● **GOAL**:
Rewrite the material below so that "Time (s)" becomes "Time (seconds)" everywhere it appears, leaving every other character unchanged.
══ DATASET RECORDS
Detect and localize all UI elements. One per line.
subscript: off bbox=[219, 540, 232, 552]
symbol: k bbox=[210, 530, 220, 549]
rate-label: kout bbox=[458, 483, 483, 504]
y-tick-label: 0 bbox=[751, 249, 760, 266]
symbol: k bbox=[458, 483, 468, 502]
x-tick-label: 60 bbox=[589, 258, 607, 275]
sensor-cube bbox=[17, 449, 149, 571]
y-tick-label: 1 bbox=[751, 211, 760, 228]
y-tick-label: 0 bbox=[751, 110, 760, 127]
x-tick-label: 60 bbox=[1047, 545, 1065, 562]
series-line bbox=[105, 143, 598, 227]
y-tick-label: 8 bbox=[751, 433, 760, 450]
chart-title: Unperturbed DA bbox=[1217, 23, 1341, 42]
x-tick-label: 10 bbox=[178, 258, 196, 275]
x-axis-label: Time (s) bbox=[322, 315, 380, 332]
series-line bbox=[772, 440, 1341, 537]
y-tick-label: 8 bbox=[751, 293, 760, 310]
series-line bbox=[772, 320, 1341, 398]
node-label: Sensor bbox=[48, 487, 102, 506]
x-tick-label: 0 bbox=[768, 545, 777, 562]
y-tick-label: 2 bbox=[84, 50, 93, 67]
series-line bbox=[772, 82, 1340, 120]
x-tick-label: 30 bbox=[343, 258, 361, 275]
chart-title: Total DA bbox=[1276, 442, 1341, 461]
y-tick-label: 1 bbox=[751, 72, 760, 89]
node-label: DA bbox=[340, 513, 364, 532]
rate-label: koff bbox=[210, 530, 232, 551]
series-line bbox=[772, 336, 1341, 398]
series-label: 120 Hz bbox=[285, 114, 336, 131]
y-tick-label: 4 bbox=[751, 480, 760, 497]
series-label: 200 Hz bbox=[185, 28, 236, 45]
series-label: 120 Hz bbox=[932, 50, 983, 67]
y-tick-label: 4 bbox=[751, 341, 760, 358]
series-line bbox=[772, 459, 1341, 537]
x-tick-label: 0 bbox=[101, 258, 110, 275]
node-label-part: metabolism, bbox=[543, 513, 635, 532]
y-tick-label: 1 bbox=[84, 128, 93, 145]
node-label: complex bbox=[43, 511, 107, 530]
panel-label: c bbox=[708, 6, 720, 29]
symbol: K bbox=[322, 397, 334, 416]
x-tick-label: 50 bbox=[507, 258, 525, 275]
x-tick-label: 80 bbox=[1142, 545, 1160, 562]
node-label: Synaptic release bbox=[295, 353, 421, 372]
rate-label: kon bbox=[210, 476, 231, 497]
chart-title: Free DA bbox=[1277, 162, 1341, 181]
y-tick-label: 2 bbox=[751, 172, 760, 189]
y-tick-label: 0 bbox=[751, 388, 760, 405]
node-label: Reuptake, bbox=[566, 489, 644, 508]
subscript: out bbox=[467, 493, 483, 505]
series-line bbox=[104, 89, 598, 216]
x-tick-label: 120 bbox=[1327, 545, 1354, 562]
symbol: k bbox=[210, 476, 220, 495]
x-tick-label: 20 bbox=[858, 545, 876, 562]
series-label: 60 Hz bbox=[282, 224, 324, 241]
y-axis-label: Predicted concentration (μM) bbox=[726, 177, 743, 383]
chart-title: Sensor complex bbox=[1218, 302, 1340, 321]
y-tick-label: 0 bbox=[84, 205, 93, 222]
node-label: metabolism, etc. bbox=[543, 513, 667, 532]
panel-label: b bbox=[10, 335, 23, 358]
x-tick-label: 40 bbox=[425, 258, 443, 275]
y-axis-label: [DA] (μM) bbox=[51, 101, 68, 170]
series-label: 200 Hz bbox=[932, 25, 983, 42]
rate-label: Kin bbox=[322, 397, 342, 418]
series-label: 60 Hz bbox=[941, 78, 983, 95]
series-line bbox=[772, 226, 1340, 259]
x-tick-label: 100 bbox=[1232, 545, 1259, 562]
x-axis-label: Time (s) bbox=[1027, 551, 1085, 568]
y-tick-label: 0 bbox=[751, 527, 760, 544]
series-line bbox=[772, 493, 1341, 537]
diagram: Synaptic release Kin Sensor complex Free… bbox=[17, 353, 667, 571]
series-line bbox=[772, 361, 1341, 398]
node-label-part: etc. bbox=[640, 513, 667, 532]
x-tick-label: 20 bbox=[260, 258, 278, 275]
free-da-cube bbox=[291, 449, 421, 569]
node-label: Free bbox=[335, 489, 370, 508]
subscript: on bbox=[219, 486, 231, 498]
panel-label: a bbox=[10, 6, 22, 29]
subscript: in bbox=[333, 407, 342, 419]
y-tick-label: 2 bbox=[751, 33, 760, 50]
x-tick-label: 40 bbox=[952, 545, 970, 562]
════
● **FINAL RESULT**:
Detect and localize all UI elements. One per line.
subscript: off bbox=[219, 540, 232, 552]
symbol: k bbox=[210, 530, 220, 549]
rate-label: kout bbox=[458, 483, 483, 504]
y-tick-label: 0 bbox=[751, 249, 760, 266]
symbol: k bbox=[458, 483, 468, 502]
x-tick-label: 60 bbox=[589, 258, 607, 275]
sensor-cube bbox=[17, 449, 149, 571]
y-tick-label: 1 bbox=[751, 211, 760, 228]
y-tick-label: 0 bbox=[751, 110, 760, 127]
x-tick-label: 60 bbox=[1047, 545, 1065, 562]
series-line bbox=[105, 143, 598, 227]
y-tick-label: 8 bbox=[751, 433, 760, 450]
chart-title: Unperturbed DA bbox=[1217, 23, 1341, 42]
x-tick-label: 10 bbox=[178, 258, 196, 275]
x-axis-label: Time (seconds) bbox=[322, 315, 380, 332]
series-line bbox=[772, 440, 1341, 537]
y-tick-label: 8 bbox=[751, 293, 760, 310]
series-line bbox=[772, 320, 1341, 398]
node-label: Sensor bbox=[48, 487, 102, 506]
x-tick-label: 0 bbox=[768, 545, 777, 562]
y-tick-label: 2 bbox=[84, 50, 93, 67]
series-line bbox=[772, 82, 1340, 120]
x-tick-label: 30 bbox=[343, 258, 361, 275]
chart-title: Total DA bbox=[1276, 442, 1341, 461]
y-tick-label: 1 bbox=[751, 72, 760, 89]
node-label: DA bbox=[340, 513, 364, 532]
rate-label: koff bbox=[210, 530, 232, 551]
series-line bbox=[772, 336, 1341, 398]
series-label: 120 Hz bbox=[285, 114, 336, 131]
y-tick-label: 4 bbox=[751, 480, 760, 497]
series-label: 200 Hz bbox=[185, 28, 236, 45]
series-label: 120 Hz bbox=[932, 50, 983, 67]
y-tick-label: 4 bbox=[751, 341, 760, 358]
series-line bbox=[772, 459, 1341, 537]
x-tick-label: 0 bbox=[101, 258, 110, 275]
node-label-part: metabolism, bbox=[543, 513, 635, 532]
y-tick-label: 1 bbox=[84, 128, 93, 145]
node-label: complex bbox=[43, 511, 107, 530]
panel-label: c bbox=[708, 6, 720, 29]
symbol: K bbox=[322, 397, 334, 416]
x-tick-label: 50 bbox=[507, 258, 525, 275]
x-tick-label: 80 bbox=[1142, 545, 1160, 562]
node-label: Synaptic release bbox=[295, 353, 421, 372]
rate-label: kon bbox=[210, 476, 231, 497]
chart-title: Free DA bbox=[1277, 162, 1341, 181]
y-tick-label: 2 bbox=[751, 172, 760, 189]
y-tick-label: 0 bbox=[751, 388, 760, 405]
node-label: Reuptake, bbox=[566, 489, 644, 508]
subscript: out bbox=[467, 493, 483, 505]
series-line bbox=[104, 89, 598, 216]
x-tick-label: 120 bbox=[1327, 545, 1354, 562]
symbol: k bbox=[210, 476, 220, 495]
x-tick-label: 20 bbox=[858, 545, 876, 562]
series-label: 60 Hz bbox=[282, 224, 324, 241]
y-axis-label: Predicted concentration (μM) bbox=[726, 177, 743, 383]
chart-title: Sensor complex bbox=[1218, 302, 1340, 321]
y-tick-label: 0 bbox=[84, 205, 93, 222]
node-label: metabolism, etc. bbox=[543, 513, 667, 532]
panel-label: b bbox=[10, 335, 23, 358]
x-tick-label: 40 bbox=[425, 258, 443, 275]
y-axis-label: [DA] (μM) bbox=[51, 101, 68, 170]
series-label: 200 Hz bbox=[932, 25, 983, 42]
rate-label: Kin bbox=[322, 397, 342, 418]
series-label: 60 Hz bbox=[941, 78, 983, 95]
series-line bbox=[772, 226, 1340, 259]
x-tick-label: 100 bbox=[1232, 545, 1259, 562]
x-axis-label: Time (seconds) bbox=[1027, 551, 1085, 568]
y-tick-label: 0 bbox=[751, 527, 760, 544]
series-line bbox=[772, 493, 1341, 537]
diagram: Synaptic release Kin Sensor complex Free… bbox=[17, 353, 667, 571]
series-line bbox=[772, 361, 1341, 398]
node-label-part: etc. bbox=[640, 513, 667, 532]
x-tick-label: 20 bbox=[260, 258, 278, 275]
free-da-cube bbox=[291, 449, 421, 569]
node-label: Free bbox=[335, 489, 370, 508]
subscript: on bbox=[219, 486, 231, 498]
panel-label: a bbox=[10, 6, 22, 29]
subscript: in bbox=[333, 407, 342, 419]
y-tick-label: 2 bbox=[751, 33, 760, 50]
x-tick-label: 40 bbox=[952, 545, 970, 562]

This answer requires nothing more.